• _EXERCISE_
List the lines of this listing that hold the word "screenshot".

• _DATASET ENTRIES_

--- BEGIN ---

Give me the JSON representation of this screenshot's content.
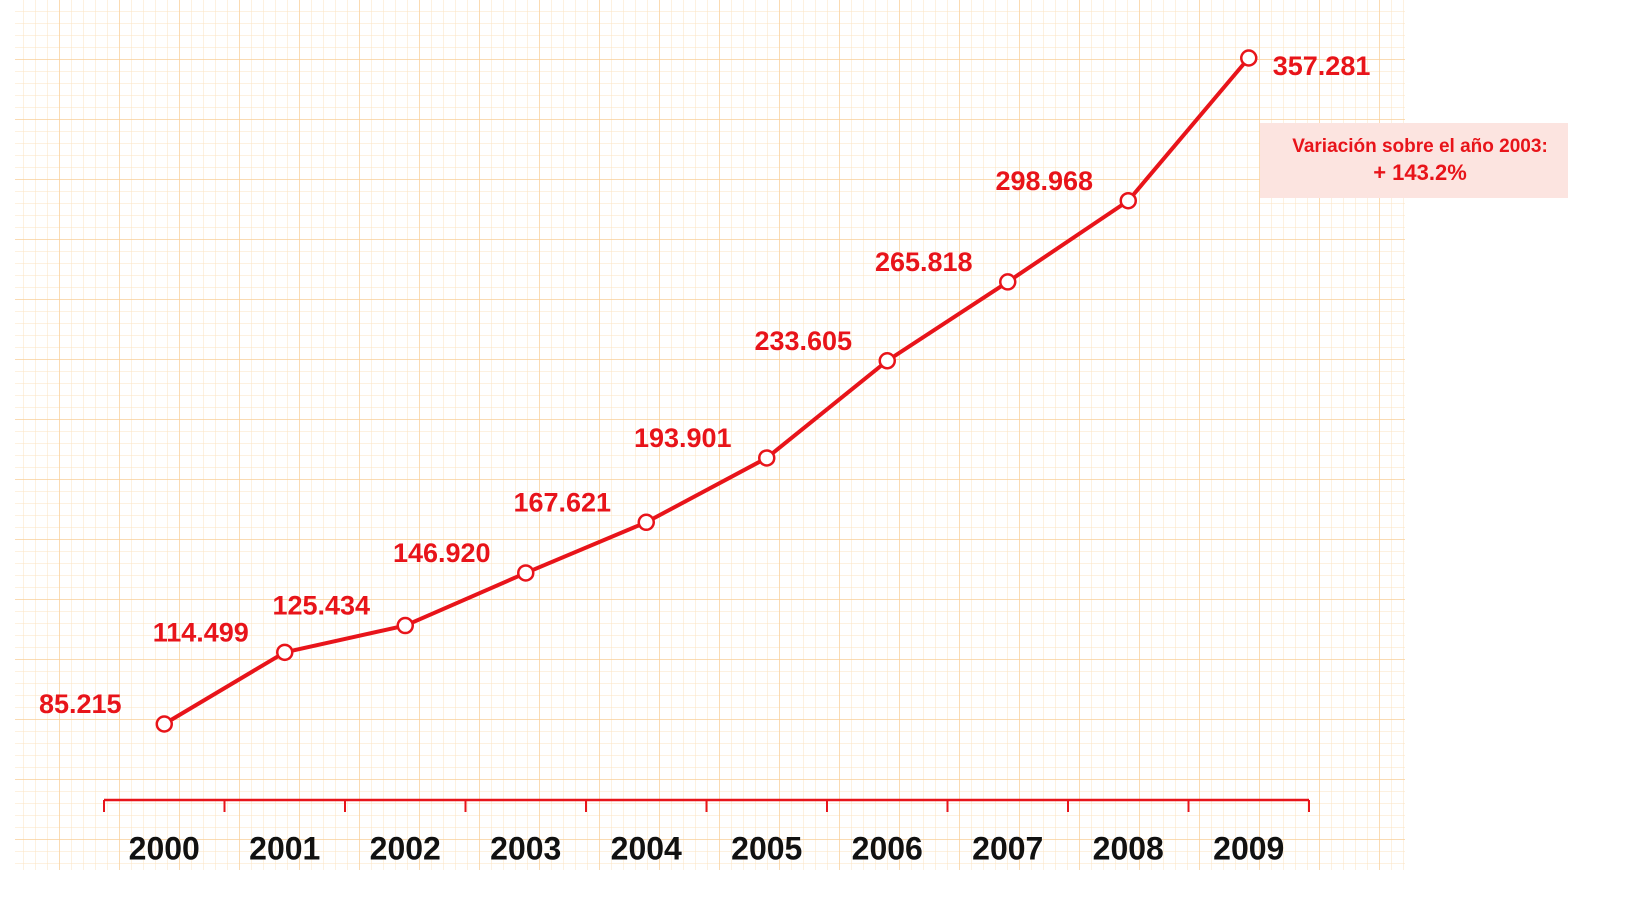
{
  "chart_data": {
    "type": "line",
    "categories": [
      "2000",
      "2001",
      "2002",
      "2003",
      "2004",
      "2005",
      "2006",
      "2007",
      "2008",
      "2009"
    ],
    "series": [
      {
        "color": "#e8141a",
        "values": [
          85215,
          114499,
          125434,
          146920,
          167621,
          193901,
          233605,
          265818,
          298968,
          357281
        ],
        "value_labels": [
          "85.215",
          "114.499",
          "125.434",
          "146.920",
          "167.621",
          "193.901",
          "233.605",
          "265.818",
          "298.968",
          "357.281"
        ]
      }
    ],
    "annotation": [
      "Variación sobre el año 2003:",
      "+ 143.2%"
    ]
  }
}
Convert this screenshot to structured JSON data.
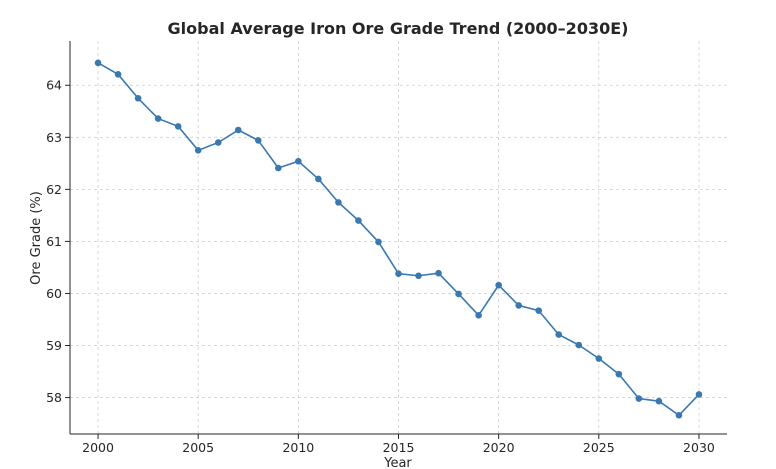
{
  "chart_data": {
    "type": "line",
    "title": "Global Average Iron Ore Grade Trend (2000–2030E)",
    "xlabel": "Year",
    "ylabel": "Ore Grade (%)",
    "xlim": [
      1998.6,
      2031.4
    ],
    "ylim": [
      57.3,
      64.85
    ],
    "xticks": [
      2000,
      2005,
      2010,
      2015,
      2020,
      2025,
      2030
    ],
    "yticks": [
      58,
      59,
      60,
      61,
      62,
      63,
      64
    ],
    "grid": true,
    "series": [
      {
        "name": "Ore Grade",
        "color": "#3a78b0",
        "x": [
          2000,
          2001,
          2002,
          2003,
          2004,
          2005,
          2006,
          2007,
          2008,
          2009,
          2010,
          2011,
          2012,
          2013,
          2014,
          2015,
          2016,
          2017,
          2018,
          2019,
          2020,
          2021,
          2022,
          2023,
          2024,
          2025,
          2026,
          2027,
          2028,
          2029,
          2030
        ],
        "values": [
          64.43,
          64.21,
          63.75,
          63.36,
          63.21,
          62.75,
          62.9,
          63.14,
          62.94,
          62.41,
          62.54,
          62.2,
          61.75,
          61.4,
          60.99,
          60.38,
          60.34,
          60.39,
          59.99,
          59.58,
          60.16,
          59.77,
          59.67,
          59.21,
          59.01,
          58.75,
          58.45,
          57.98,
          57.93,
          57.66,
          58.06
        ]
      }
    ]
  }
}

--- END ---

• _FINISHED EXERCISE_
Give me the JSON representation of this screenshot's content.
Convert this screenshot to structured JSON data.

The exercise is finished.